• [Exercise goal]
Using the data below, determine the number of lines that include the string "дальнейшем". Write only that number.

• [Material provided]
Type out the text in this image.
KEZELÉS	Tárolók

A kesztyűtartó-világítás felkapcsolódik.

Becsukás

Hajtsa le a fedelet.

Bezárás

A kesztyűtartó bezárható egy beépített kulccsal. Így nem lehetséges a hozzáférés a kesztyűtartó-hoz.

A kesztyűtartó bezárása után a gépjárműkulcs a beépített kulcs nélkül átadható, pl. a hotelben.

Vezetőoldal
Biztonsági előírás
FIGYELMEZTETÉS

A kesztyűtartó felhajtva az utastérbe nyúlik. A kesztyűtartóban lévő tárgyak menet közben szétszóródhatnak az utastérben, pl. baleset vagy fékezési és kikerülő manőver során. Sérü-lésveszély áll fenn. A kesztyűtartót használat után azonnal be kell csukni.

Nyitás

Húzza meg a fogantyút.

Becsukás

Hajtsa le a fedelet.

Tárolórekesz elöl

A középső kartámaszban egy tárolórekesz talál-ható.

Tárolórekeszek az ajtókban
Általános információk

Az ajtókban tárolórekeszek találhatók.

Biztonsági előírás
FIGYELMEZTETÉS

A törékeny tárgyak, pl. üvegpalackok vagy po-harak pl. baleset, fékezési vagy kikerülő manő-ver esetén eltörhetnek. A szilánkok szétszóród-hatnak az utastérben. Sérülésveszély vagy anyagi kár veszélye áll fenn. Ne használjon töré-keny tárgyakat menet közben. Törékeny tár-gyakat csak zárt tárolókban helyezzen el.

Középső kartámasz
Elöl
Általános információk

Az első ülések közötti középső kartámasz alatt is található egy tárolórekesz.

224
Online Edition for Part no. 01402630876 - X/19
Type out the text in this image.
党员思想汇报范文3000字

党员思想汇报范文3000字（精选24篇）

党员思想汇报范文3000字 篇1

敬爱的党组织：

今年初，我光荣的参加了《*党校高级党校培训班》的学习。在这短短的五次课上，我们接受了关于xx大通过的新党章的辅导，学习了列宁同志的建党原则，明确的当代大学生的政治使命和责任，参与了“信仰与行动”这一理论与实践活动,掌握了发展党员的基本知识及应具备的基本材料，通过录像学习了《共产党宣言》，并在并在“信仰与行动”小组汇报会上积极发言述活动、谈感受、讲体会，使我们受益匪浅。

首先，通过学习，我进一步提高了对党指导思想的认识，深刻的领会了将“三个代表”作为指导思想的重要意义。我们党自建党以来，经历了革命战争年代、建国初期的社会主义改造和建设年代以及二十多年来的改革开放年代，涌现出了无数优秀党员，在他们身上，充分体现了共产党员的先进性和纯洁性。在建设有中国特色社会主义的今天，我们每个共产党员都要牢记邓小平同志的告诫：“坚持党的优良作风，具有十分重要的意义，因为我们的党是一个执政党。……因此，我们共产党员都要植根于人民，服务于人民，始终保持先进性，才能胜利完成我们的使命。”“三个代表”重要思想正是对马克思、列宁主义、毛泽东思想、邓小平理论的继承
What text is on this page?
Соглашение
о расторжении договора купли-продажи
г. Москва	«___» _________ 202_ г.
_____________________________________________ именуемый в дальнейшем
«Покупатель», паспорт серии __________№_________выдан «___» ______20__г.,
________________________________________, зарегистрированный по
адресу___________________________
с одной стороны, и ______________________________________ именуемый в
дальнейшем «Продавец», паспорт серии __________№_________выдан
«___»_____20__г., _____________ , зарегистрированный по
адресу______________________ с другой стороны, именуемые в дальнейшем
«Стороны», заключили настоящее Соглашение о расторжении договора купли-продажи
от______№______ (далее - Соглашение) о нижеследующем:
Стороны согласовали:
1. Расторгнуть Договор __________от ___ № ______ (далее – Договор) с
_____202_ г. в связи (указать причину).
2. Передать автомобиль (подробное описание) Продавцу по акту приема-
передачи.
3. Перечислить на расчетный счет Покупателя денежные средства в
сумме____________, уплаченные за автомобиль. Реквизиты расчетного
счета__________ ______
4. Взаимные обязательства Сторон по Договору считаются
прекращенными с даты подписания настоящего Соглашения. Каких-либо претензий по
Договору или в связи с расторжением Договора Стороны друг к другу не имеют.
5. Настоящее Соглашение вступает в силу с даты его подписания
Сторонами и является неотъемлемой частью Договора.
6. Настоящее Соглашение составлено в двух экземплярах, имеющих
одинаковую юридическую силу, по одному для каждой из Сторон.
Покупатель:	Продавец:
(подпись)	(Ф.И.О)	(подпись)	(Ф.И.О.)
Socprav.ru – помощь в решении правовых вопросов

• [Complete response]
3